* Work instructions *
Quote word for word the part of the items below that opens with the line containing "annotation-arrow bbox=[235, 738, 239, 962]" and closes with the line containing "yoom-logo-icon bbox=[34, 916, 72, 942]", including both of those lines.

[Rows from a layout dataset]
◆ ◆ ◆
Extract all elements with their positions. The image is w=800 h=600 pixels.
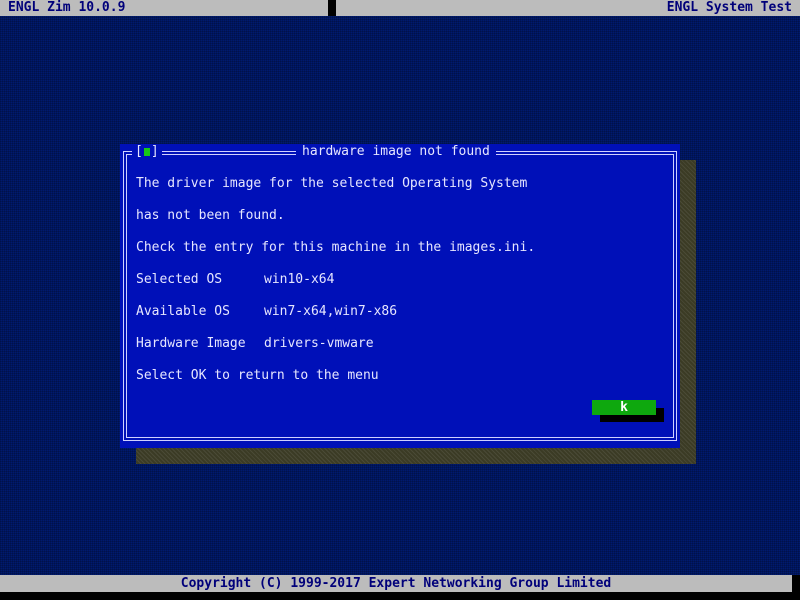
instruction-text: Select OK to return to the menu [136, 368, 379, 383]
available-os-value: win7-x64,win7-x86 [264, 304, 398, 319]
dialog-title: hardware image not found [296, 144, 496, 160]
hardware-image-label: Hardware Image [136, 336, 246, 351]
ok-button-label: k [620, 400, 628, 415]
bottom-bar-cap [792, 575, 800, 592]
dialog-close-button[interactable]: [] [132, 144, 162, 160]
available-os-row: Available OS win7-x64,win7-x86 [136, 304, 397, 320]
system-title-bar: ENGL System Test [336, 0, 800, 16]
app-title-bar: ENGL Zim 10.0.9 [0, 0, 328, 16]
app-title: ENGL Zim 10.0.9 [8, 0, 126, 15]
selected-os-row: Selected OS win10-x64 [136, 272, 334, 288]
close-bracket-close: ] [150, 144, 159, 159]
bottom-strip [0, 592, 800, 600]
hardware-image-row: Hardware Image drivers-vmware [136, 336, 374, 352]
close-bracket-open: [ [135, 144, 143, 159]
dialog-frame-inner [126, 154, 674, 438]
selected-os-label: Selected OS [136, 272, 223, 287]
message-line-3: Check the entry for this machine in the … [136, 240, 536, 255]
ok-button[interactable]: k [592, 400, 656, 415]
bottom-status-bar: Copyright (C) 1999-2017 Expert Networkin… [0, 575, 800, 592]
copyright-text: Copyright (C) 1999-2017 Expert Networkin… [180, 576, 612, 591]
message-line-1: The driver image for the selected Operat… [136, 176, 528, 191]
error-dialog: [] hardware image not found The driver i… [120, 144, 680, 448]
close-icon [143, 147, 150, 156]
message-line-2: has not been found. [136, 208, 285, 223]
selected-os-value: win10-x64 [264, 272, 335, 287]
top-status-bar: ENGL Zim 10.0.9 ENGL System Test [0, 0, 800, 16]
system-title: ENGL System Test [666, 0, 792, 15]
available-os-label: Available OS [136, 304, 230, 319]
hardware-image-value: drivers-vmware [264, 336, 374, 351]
◆ ◆ ◆
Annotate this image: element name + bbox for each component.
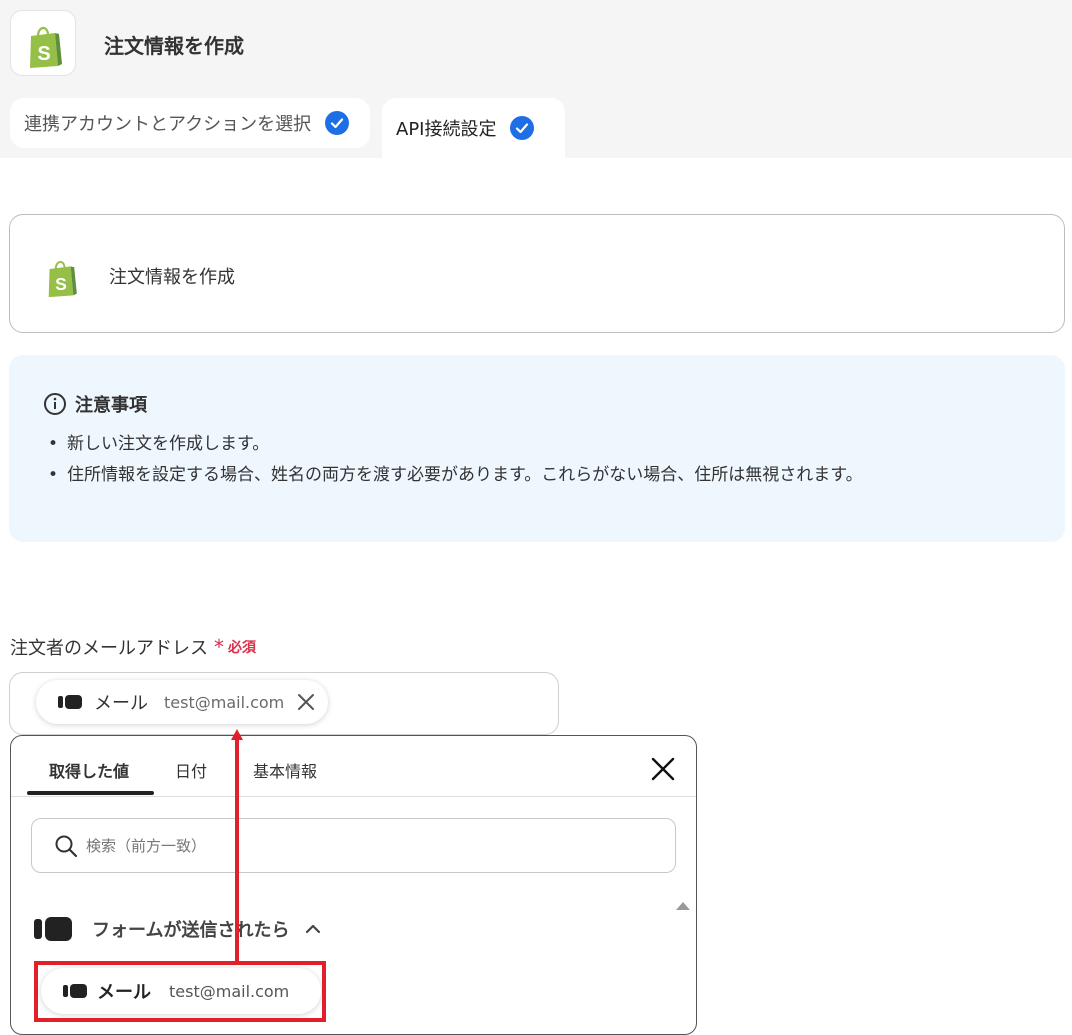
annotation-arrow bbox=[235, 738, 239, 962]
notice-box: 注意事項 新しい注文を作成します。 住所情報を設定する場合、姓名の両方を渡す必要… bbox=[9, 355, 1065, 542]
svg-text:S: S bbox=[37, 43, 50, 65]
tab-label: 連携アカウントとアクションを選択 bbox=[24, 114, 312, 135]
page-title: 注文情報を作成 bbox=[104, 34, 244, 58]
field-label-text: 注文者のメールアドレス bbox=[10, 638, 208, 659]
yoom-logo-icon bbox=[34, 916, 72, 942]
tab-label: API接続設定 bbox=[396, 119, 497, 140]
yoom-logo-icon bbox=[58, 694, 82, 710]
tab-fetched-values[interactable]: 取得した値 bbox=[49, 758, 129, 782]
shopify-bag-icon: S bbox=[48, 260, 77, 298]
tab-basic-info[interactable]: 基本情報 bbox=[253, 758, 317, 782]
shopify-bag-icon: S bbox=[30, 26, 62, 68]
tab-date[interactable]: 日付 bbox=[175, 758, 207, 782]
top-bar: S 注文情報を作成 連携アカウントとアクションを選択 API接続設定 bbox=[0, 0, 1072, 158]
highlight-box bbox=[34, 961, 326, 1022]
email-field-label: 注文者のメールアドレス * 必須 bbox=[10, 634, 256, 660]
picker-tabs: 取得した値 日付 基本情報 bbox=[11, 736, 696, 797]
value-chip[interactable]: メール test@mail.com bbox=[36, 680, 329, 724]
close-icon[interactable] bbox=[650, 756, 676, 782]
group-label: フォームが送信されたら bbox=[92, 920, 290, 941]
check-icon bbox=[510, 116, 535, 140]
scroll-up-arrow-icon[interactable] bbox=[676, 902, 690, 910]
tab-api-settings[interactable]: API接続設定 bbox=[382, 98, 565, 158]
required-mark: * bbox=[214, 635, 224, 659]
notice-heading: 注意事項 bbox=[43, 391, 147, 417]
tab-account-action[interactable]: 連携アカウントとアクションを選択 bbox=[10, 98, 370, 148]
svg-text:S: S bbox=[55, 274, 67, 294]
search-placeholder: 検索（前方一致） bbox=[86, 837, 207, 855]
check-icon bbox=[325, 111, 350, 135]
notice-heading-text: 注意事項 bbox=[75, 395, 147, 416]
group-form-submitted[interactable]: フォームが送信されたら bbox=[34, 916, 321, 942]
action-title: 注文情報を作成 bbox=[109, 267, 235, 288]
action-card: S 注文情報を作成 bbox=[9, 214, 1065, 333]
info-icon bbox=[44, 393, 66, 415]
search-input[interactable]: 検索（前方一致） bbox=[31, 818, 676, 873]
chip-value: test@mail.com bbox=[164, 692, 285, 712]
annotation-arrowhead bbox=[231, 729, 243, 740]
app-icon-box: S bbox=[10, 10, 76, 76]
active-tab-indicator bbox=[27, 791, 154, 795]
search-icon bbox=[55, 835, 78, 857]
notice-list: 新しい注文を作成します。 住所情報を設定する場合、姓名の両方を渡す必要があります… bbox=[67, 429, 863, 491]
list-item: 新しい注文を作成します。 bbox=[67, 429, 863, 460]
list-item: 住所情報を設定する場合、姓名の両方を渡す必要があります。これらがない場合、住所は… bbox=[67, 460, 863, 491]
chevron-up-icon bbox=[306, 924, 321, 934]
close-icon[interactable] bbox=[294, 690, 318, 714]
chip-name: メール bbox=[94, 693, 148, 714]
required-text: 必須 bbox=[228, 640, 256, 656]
◆ ◆ ◆
* Task response *
annotation-arrow bbox=[235, 738, 239, 962]
notice-box: 注意事項 新しい注文を作成します。 住所情報を設定する場合、姓名の両方を渡す必要… bbox=[9, 355, 1065, 542]
svg-text:S: S bbox=[37, 43, 50, 65]
tab-label: 連携アカウントとアクションを選択 bbox=[24, 114, 312, 135]
page-title: 注文情報を作成 bbox=[104, 34, 244, 58]
field-label-text: 注文者のメールアドレス bbox=[10, 638, 208, 659]
yoom-logo-icon bbox=[34, 916, 72, 942]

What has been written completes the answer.